- **Objective**:
Scan the lines below for the string "Range" and copy every one that has it.

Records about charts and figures
** BEGIN **

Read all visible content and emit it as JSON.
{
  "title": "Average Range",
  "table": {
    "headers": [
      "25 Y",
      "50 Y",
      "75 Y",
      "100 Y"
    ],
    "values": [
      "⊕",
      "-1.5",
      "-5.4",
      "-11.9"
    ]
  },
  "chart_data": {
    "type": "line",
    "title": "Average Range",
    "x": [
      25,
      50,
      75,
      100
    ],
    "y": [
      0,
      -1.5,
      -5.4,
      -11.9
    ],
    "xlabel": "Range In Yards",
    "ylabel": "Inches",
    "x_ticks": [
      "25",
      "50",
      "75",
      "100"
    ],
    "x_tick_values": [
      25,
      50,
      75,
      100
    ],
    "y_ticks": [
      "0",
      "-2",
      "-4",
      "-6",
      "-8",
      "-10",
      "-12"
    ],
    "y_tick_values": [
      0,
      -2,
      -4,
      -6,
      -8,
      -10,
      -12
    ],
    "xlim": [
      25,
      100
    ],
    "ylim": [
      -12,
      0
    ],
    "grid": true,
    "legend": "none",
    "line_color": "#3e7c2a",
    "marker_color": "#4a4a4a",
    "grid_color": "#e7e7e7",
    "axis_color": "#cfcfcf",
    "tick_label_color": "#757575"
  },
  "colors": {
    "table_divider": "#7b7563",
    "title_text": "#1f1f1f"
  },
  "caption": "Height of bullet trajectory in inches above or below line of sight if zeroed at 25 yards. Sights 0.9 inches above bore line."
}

** END **

- **In response**:
  "title": "Average Range",
    "title": "Average Range",
    "xlabel": "Range In Yards",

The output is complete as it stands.